(Records from a collection of figures)
┄┄┄┄┄┄
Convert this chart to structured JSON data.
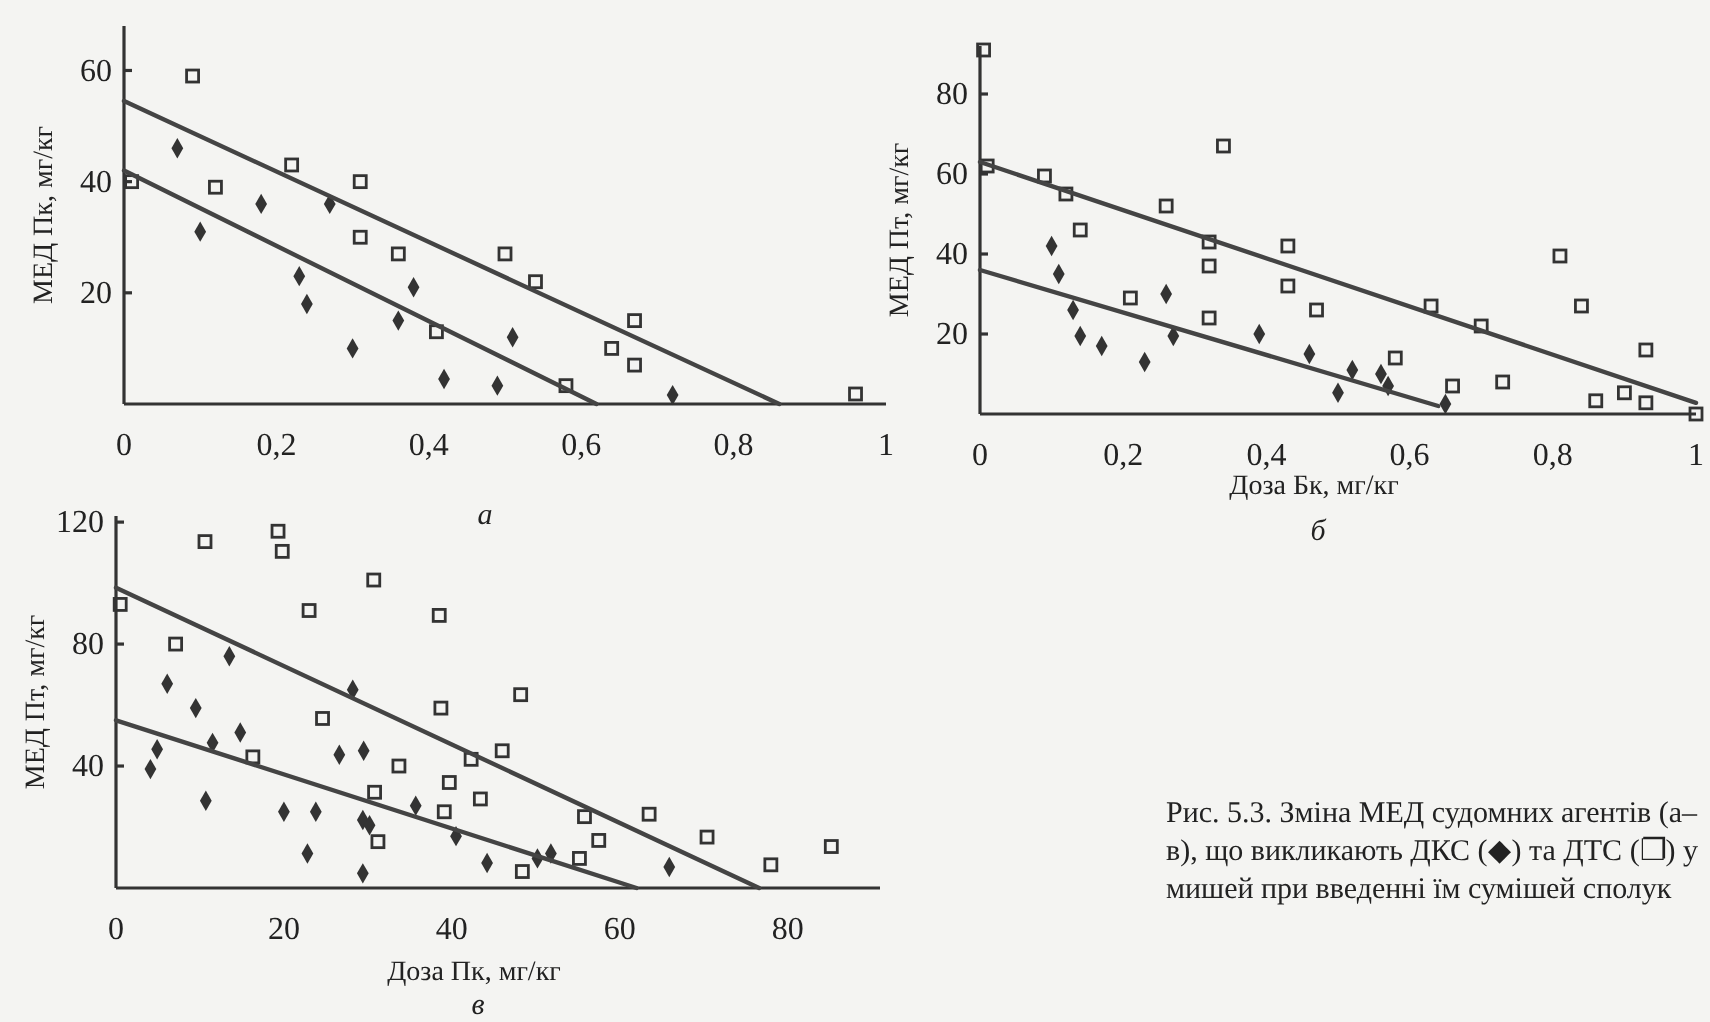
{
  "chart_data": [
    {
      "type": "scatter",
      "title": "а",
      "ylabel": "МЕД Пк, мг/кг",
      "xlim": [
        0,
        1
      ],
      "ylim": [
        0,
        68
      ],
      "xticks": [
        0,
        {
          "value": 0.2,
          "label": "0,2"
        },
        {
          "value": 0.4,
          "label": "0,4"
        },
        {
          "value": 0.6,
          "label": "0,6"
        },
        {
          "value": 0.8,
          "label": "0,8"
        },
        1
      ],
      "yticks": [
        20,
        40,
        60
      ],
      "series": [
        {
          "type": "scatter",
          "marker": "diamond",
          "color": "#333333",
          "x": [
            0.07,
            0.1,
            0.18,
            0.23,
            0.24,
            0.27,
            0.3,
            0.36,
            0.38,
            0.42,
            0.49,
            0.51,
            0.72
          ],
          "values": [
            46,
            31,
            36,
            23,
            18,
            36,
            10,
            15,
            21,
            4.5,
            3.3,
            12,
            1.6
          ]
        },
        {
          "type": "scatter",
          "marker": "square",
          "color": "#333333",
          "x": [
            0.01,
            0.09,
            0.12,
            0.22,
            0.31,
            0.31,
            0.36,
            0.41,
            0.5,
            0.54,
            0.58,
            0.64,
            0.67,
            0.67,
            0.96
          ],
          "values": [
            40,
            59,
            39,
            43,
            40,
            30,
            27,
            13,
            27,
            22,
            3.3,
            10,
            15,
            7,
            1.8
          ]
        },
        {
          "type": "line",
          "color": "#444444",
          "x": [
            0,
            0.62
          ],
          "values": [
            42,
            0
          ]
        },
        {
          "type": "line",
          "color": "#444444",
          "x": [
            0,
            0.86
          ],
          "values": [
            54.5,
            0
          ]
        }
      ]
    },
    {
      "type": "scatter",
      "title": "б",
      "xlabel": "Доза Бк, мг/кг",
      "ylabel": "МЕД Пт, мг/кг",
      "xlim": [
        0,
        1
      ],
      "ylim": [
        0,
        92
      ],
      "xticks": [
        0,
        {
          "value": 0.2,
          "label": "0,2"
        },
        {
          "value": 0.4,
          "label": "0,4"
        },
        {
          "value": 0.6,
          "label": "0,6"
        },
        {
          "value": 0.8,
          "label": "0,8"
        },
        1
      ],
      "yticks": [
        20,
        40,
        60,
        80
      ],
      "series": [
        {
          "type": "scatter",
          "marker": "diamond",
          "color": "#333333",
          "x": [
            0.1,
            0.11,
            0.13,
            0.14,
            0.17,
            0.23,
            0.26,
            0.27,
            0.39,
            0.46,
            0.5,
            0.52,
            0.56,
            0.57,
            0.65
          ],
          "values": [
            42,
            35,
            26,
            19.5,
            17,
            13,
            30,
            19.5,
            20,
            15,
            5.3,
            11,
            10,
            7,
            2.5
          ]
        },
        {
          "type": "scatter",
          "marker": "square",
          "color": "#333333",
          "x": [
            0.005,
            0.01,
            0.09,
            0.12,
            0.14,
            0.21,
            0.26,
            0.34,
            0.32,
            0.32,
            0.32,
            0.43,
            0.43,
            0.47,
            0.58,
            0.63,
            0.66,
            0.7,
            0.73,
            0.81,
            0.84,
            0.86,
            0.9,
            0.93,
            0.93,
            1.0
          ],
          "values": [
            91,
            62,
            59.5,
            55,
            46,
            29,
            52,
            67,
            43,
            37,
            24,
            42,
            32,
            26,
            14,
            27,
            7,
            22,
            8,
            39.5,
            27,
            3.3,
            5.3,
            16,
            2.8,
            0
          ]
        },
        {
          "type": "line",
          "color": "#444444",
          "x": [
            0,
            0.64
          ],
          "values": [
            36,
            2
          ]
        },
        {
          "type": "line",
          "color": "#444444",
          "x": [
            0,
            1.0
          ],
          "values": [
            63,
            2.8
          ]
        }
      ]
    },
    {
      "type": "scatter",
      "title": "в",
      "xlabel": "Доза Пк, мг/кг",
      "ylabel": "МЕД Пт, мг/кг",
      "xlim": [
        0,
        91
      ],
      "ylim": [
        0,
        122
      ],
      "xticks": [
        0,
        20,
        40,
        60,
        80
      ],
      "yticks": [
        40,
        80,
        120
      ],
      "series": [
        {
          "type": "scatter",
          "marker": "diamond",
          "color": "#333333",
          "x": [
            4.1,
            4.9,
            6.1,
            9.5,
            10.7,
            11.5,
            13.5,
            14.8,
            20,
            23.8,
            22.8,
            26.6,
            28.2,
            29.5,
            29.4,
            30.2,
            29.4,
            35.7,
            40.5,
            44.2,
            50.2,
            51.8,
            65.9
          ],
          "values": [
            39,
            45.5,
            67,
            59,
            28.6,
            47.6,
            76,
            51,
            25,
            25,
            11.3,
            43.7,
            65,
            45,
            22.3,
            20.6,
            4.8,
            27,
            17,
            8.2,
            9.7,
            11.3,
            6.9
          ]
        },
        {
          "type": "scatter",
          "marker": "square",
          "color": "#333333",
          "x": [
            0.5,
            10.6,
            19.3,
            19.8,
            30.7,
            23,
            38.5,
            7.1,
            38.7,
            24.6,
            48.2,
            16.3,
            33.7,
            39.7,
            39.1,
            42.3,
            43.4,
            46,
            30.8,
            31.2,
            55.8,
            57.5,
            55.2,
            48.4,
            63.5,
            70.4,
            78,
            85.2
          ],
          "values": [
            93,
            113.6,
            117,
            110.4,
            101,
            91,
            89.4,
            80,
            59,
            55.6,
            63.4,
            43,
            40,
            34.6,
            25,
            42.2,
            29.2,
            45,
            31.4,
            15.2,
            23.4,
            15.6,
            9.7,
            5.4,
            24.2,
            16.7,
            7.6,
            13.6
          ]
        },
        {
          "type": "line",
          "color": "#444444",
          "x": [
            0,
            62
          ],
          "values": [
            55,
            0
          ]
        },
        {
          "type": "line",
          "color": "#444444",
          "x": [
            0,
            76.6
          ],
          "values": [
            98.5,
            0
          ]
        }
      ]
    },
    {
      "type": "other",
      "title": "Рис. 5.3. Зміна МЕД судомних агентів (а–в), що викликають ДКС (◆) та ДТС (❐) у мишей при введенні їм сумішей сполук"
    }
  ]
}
┄┄┄┄┄┄
• [WHAT YOU NEED TO DO] Find the word "Доза" in the data and show each line that holds it.

• [RESULT FOR THIS TASK]
      "xlabel": "Доза Бк, мг/кг",
      "xlabel": "Доза Пк, мг/кг",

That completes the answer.